> Requirement:
Would you write out the entries below, every one of them, exactly?

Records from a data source
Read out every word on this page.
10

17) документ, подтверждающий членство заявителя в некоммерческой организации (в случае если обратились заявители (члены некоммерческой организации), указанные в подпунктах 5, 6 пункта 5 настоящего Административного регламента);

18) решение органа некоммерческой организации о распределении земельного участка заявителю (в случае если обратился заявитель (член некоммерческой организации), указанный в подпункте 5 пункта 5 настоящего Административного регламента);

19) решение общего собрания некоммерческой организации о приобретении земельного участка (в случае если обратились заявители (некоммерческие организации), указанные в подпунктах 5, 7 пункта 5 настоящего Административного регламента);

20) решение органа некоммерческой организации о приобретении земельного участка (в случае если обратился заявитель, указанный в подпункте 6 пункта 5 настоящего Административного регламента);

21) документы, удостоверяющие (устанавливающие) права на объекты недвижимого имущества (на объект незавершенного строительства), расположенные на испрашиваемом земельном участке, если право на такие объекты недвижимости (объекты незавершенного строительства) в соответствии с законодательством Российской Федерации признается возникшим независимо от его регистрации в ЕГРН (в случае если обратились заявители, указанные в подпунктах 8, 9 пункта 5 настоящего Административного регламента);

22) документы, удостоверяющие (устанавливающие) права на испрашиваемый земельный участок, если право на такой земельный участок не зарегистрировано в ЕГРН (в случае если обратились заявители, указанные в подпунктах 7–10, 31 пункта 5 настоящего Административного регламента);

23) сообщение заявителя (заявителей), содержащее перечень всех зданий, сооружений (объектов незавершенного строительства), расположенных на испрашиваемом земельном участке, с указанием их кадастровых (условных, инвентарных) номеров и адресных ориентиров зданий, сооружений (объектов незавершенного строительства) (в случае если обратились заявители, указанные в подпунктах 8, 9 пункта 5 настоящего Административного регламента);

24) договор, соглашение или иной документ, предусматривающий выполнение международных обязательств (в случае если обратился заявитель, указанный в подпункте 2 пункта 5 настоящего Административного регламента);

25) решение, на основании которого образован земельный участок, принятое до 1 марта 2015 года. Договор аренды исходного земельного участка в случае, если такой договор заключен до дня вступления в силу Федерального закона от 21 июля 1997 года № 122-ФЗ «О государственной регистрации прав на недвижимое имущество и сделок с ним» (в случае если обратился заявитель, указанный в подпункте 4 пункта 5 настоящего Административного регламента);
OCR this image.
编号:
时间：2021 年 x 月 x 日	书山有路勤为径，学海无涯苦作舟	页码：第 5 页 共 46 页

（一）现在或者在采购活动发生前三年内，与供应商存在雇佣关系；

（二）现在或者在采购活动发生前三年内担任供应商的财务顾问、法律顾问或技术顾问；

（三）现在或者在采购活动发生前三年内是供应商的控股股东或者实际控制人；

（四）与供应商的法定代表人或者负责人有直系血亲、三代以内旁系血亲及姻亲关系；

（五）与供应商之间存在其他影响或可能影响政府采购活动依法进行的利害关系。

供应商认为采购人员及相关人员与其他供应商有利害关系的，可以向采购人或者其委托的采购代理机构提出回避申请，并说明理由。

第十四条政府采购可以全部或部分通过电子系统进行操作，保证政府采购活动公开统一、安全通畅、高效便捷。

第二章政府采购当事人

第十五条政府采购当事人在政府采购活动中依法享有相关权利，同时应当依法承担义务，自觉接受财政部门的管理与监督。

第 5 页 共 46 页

> Solution to this exercise:
Read out every word on this page.
10

17) документ, подтверждающий членство заявителя в некоммерческой организации (в случае если обратились заявители (члены некоммерческой организации), указанные в подпунктах 5, 6 пункта 5 настоящего Административного регламента);

18) решение органа некоммерческой организации о распределении земельного участка заявителю (в случае если обратился заявитель (член некоммерческой организации), указанный в подпункте 5 пункта 5 настоящего Административного регламента);

19) решение общего собрания некоммерческой организации о приобретении земельного участка (в случае если обратились заявители (некоммерческие организации), указанные в подпунктах 5, 7 пункта 5 настоящего Административного регламента);

20) решение органа некоммерческой организации о приобретении земельного участка (в случае если обратился заявитель, указанный в подпункте 6 пункта 5 настоящего Административного регламента);

21) документы, удостоверяющие (устанавливающие) права на объекты недвижимого имущества (на объект незавершенного строительства), расположенные на испрашиваемом земельном участке, если право на такие объекты недвижимости (объекты незавершенного строительства) в соответствии с законодательством Российской Федерации признается возникшим независимо от его регистрации в ЕГРН (в случае если обратились заявители, указанные в подпунктах 8, 9 пункта 5 настоящего Административного регламента);

22) документы, удостоверяющие (устанавливающие) права на испрашиваемый земельный участок, если право на такой земельный участок не зарегистрировано в ЕГРН (в случае если обратились заявители, указанные в подпунктах 7–10, 31 пункта 5 настоящего Административного регламента);

23) сообщение заявителя (заявителей), содержащее перечень всех зданий, сооружений (объектов незавершенного строительства), расположенных на испрашиваемом земельном участке, с указанием их кадастровых (условных, инвентарных) номеров и адресных ориентиров зданий, сооружений (объектов незавершенного строительства) (в случае если обратились заявители, указанные в подпунктах 8, 9 пункта 5 настоящего Административного регламента);

24) договор, соглашение или иной документ, предусматривающий выполнение международных обязательств (в случае если обратился заявитель, указанный в подпункте 2 пункта 5 настоящего Административного регламента);

25) решение, на основании которого образован земельный участок, принятое до 1 марта 2015 года. Договор аренды исходного земельного участка в случае, если такой договор заключен до дня вступления в силу Федерального закона от 21 июля 1997 года № 122-ФЗ «О государственной регистрации прав на недвижимое имущество и сделок с ним» (в случае если обратился заявитель, указанный в подпункте 4 пункта 5 настоящего Административного регламента);
OCR this image.
编号:
时间：2021 年 x 月 x 日	书山有路勤为径，学海无涯苦作舟	页码：第 5 页 共 46 页

（一）现在或者在采购活动发生前三年内，与供应商存在雇佣关系；

（二）现在或者在采购活动发生前三年内担任供应商的财务顾问、法律顾问或技术顾问；

（三）现在或者在采购活动发生前三年内是供应商的控股股东或者实际控制人；

（四）与供应商的法定代表人或者负责人有直系血亲、三代以内旁系血亲及姻亲关系；

（五）与供应商之间存在其他影响或可能影响政府采购活动依法进行的利害关系。

供应商认为采购人员及相关人员与其他供应商有利害关系的，可以向采购人或者其委托的采购代理机构提出回避申请，并说明理由。

第十四条政府采购可以全部或部分通过电子系统进行操作，保证政府采购活动公开统一、安全通畅、高效便捷。

第二章政府采购当事人

第十五条政府采购当事人在政府采购活动中依法享有相关权利，同时应当依法承担义务，自觉接受财政部门的管理与监督。

第 5 页 共 46 页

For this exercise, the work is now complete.